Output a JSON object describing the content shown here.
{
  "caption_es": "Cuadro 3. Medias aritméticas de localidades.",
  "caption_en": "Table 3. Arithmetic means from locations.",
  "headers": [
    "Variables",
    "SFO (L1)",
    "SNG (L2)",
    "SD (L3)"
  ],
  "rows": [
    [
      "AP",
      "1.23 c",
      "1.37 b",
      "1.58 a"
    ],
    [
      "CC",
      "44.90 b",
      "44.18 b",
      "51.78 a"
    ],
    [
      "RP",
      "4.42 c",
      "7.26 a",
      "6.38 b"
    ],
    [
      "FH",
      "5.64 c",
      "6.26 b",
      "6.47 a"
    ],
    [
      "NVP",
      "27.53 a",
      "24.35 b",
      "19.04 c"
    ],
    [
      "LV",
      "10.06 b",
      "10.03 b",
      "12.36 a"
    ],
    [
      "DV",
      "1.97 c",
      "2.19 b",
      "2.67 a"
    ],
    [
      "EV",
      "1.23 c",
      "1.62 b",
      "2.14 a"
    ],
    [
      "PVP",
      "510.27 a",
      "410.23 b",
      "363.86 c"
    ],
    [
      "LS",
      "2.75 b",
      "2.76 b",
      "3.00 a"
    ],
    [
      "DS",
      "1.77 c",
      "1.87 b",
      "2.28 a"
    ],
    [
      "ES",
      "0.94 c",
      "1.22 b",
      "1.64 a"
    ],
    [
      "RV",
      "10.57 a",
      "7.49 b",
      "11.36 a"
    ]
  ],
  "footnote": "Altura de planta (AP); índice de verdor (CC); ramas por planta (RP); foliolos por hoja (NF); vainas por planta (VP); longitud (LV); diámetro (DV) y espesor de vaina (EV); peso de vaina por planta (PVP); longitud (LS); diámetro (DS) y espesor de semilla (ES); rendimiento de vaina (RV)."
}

....

Copy the material above, line for line.

» CORRECT ANSWER:
Output a JSON object describing the content shown here.
{
  "caption_es": "Cuadro 3. Medias aritméticas de localidades.",
  "caption_en": "Table 3. Arithmetic means from locations.",
  "headers": [
    "Variables",
    "SFO (L1)",
    "SNG (L2)",
    "SD (L3)"
  ],
  "rows": [
    [
      "AP",
      "1.23 c",
      "1.37 b",
      "1.58 a"
    ],
    [
      "CC",
      "44.90 b",
      "44.18 b",
      "51.78 a"
    ],
    [
      "RP",
      "4.42 c",
      "7.26 a",
      "6.38 b"
    ],
    [
      "FH",
      "5.64 c",
      "6.26 b",
      "6.47 a"
    ],
    [
      "NVP",
      "27.53 a",
      "24.35 b",
      "19.04 c"
    ],
    [
      "LV",
      "10.06 b",
      "10.03 b",
      "12.36 a"
    ],
    [
      "DV",
      "1.97 c",
      "2.19 b",
      "2.67 a"
    ],
    [
      "EV",
      "1.23 c",
      "1.62 b",
      "2.14 a"
    ],
    [
      "PVP",
      "510.27 a",
      "410.23 b",
      "363.86 c"
    ],
    [
      "LS",
      "2.75 b",
      "2.76 b",
      "3.00 a"
    ],
    [
      "DS",
      "1.77 c",
      "1.87 b",
      "2.28 a"
    ],
    [
      "ES",
      "0.94 c",
      "1.22 b",
      "1.64 a"
    ],
    [
      "RV",
      "10.57 a",
      "7.49 b",
      "11.36 a"
    ]
  ],
  "footnote": "Altura de planta (AP); índice de verdor (CC); ramas por planta (RP); foliolos por hoja (NF); vainas por planta (VP); longitud (LV); diámetro (DV) y espesor de vaina (EV); peso de vaina por planta (PVP); longitud (LS); diámetro (DS) y espesor de semilla (ES); rendimiento de vaina (RV)."
}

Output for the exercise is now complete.